__What to do__: Extract all of the entries and set them down verbatim.

__Stored records__:
------------------------------
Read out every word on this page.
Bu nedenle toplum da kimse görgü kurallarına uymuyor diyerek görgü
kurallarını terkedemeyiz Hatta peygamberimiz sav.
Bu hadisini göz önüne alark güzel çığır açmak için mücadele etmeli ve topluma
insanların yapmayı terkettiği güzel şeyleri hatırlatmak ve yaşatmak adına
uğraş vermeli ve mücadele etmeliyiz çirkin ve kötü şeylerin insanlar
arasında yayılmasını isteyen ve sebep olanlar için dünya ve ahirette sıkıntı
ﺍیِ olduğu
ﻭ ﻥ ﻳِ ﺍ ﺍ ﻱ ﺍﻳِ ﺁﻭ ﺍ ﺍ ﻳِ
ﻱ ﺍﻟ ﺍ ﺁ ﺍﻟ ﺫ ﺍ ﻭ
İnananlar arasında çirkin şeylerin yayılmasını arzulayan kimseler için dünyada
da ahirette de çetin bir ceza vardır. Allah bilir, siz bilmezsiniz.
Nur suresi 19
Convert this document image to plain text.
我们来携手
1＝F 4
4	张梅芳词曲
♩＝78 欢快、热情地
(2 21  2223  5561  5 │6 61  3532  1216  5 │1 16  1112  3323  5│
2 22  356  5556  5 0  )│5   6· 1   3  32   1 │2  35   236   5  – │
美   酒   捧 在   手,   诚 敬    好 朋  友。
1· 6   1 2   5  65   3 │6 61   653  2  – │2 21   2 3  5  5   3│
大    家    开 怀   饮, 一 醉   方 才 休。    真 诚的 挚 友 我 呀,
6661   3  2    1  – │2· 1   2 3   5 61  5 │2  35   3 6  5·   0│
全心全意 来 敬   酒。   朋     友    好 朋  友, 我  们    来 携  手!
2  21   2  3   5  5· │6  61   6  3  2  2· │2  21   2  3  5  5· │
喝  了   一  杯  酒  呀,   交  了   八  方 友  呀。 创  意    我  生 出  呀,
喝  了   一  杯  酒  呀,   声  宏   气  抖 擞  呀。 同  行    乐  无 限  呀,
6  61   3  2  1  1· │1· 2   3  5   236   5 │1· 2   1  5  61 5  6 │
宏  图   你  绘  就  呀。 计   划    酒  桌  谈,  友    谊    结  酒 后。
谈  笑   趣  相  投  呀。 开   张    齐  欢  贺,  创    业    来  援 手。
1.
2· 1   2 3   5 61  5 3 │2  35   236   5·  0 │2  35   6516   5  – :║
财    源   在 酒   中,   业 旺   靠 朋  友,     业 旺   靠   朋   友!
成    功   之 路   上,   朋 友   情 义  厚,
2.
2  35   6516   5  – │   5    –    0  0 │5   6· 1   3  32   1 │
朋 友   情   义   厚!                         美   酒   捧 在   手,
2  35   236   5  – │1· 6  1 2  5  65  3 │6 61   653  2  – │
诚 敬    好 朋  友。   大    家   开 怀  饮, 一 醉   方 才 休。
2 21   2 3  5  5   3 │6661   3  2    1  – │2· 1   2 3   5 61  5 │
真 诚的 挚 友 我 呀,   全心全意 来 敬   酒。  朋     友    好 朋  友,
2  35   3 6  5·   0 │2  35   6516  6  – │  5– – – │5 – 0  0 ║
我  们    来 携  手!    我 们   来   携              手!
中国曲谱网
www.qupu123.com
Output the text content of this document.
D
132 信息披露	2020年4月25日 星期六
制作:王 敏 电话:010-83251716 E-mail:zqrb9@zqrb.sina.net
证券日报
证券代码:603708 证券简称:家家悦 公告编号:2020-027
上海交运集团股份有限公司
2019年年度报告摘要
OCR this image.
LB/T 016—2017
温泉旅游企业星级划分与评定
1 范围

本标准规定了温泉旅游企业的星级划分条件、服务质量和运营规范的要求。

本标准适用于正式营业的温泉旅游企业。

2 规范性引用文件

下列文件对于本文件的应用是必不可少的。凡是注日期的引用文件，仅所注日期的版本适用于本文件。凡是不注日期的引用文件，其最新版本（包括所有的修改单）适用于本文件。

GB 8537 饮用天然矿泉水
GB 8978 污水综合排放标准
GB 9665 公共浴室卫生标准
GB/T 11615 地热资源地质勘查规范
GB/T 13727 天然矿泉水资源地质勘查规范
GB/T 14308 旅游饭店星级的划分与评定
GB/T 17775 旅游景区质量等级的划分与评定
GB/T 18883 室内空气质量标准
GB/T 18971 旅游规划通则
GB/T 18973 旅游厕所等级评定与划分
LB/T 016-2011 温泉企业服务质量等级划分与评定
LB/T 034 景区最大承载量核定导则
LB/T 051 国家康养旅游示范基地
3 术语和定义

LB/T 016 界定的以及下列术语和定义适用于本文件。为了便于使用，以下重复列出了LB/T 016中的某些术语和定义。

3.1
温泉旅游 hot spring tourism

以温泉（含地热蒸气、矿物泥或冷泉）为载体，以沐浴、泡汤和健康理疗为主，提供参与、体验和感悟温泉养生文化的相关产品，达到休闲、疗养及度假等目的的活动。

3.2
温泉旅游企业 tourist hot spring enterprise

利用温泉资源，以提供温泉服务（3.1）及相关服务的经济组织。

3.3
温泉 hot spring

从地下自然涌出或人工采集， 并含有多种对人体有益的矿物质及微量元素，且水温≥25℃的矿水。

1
------------------------------
__The response__:
Read out every word on this page.
Bu nedenle toplum da kimse görgü kurallarına uymuyor diyerek görgü
kurallarını terkedemeyiz Hatta peygamberimiz sav.
Bu hadisini göz önüne alark güzel çığır açmak için mücadele etmeli ve topluma
insanların yapmayı terkettiği güzel şeyleri hatırlatmak ve yaşatmak adına
uğraş vermeli ve mücadele etmeliyiz çirkin ve kötü şeylerin insanlar
arasında yayılmasını isteyen ve sebep olanlar için dünya ve ahirette sıkıntı
ﺍیِ olduğu
ﻭ ﻥ ﻳِ ﺍ ﺍ ﻱ ﺍﻳِ ﺁﻭ ﺍ ﺍ ﻳِ
ﻱ ﺍﻟ ﺍ ﺁ ﺍﻟ ﺫ ﺍ ﻭ
İnananlar arasında çirkin şeylerin yayılmasını arzulayan kimseler için dünyada
da ahirette de çetin bir ceza vardır. Allah bilir, siz bilmezsiniz.
Nur suresi 19
Convert this document image to plain text.
我们来携手
1＝F 4
4	张梅芳词曲
♩＝78 欢快、热情地
(2 21  2223  5561  5 │6 61  3532  1216  5 │1 16  1112  3323  5│
2 22  356  5556  5 0  )│5   6· 1   3  32   1 │2  35   236   5  – │
美   酒   捧 在   手,   诚 敬    好 朋  友。
1· 6   1 2   5  65   3 │6 61   653  2  – │2 21   2 3  5  5   3│
大    家    开 怀   饮, 一 醉   方 才 休。    真 诚的 挚 友 我 呀,
6661   3  2    1  – │2· 1   2 3   5 61  5 │2  35   3 6  5·   0│
全心全意 来 敬   酒。   朋     友    好 朋  友, 我  们    来 携  手!
2  21   2  3   5  5· │6  61   6  3  2  2· │2  21   2  3  5  5· │
喝  了   一  杯  酒  呀,   交  了   八  方 友  呀。 创  意    我  生 出  呀,
喝  了   一  杯  酒  呀,   声  宏   气  抖 擞  呀。 同  行    乐  无 限  呀,
6  61   3  2  1  1· │1· 2   3  5   236   5 │1· 2   1  5  61 5  6 │
宏  图   你  绘  就  呀。 计   划    酒  桌  谈,  友    谊    结  酒 后。
谈  笑   趣  相  投  呀。 开   张    齐  欢  贺,  创    业    来  援 手。
1.
2· 1   2 3   5 61  5 3 │2  35   236   5·  0 │2  35   6516   5  – :║
财    源   在 酒   中,   业 旺   靠 朋  友,     业 旺   靠   朋   友!
成    功   之 路   上,   朋 友   情 义  厚,
2.
2  35   6516   5  – │   5    –    0  0 │5   6· 1   3  32   1 │
朋 友   情   义   厚!                         美   酒   捧 在   手,
2  35   236   5  – │1· 6  1 2  5  65  3 │6 61   653  2  – │
诚 敬    好 朋  友。   大    家   开 怀  饮, 一 醉   方 才 休。
2 21   2 3  5  5   3 │6661   3  2    1  – │2· 1   2 3   5 61  5 │
真 诚的 挚 友 我 呀,   全心全意 来 敬   酒。  朋     友    好 朋  友,
2  35   3 6  5·   0 │2  35   6516  6  – │  5– – – │5 – 0  0 ║
我  们    来 携  手!    我 们   来   携              手!
中国曲谱网
www.qupu123.com
Output the text content of this document.
D
132 信息披露	2020年4月25日 星期六
制作:王 敏 电话:010-83251716 E-mail:zqrb9@zqrb.sina.net
证券日报
证券代码:603708 证券简称:家家悦 公告编号:2020-027
上海交运集团股份有限公司
2019年年度报告摘要
OCR this image.
LB/T 016—2017
温泉旅游企业星级划分与评定
1 范围

本标准规定了温泉旅游企业的星级划分条件、服务质量和运营规范的要求。

本标准适用于正式营业的温泉旅游企业。

2 规范性引用文件

下列文件对于本文件的应用是必不可少的。凡是注日期的引用文件，仅所注日期的版本适用于本文件。凡是不注日期的引用文件，其最新版本（包括所有的修改单）适用于本文件。

GB 8537 饮用天然矿泉水
GB 8978 污水综合排放标准
GB 9665 公共浴室卫生标准
GB/T 11615 地热资源地质勘查规范
GB/T 13727 天然矿泉水资源地质勘查规范
GB/T 14308 旅游饭店星级的划分与评定
GB/T 17775 旅游景区质量等级的划分与评定
GB/T 18883 室内空气质量标准
GB/T 18971 旅游规划通则
GB/T 18973 旅游厕所等级评定与划分
LB/T 016-2011 温泉企业服务质量等级划分与评定
LB/T 034 景区最大承载量核定导则
LB/T 051 国家康养旅游示范基地
3 术语和定义

LB/T 016 界定的以及下列术语和定义适用于本文件。为了便于使用，以下重复列出了LB/T 016中的某些术语和定义。

3.1
温泉旅游 hot spring tourism

以温泉（含地热蒸气、矿物泥或冷泉）为载体，以沐浴、泡汤和健康理疗为主，提供参与、体验和感悟温泉养生文化的相关产品，达到休闲、疗养及度假等目的的活动。

3.2
温泉旅游企业 tourist hot spring enterprise

利用温泉资源，以提供温泉服务（3.1）及相关服务的经济组织。

3.3
温泉 hot spring

从地下自然涌出或人工采集， 并含有多种对人体有益的矿物质及微量元素，且水温≥25℃的矿水。

1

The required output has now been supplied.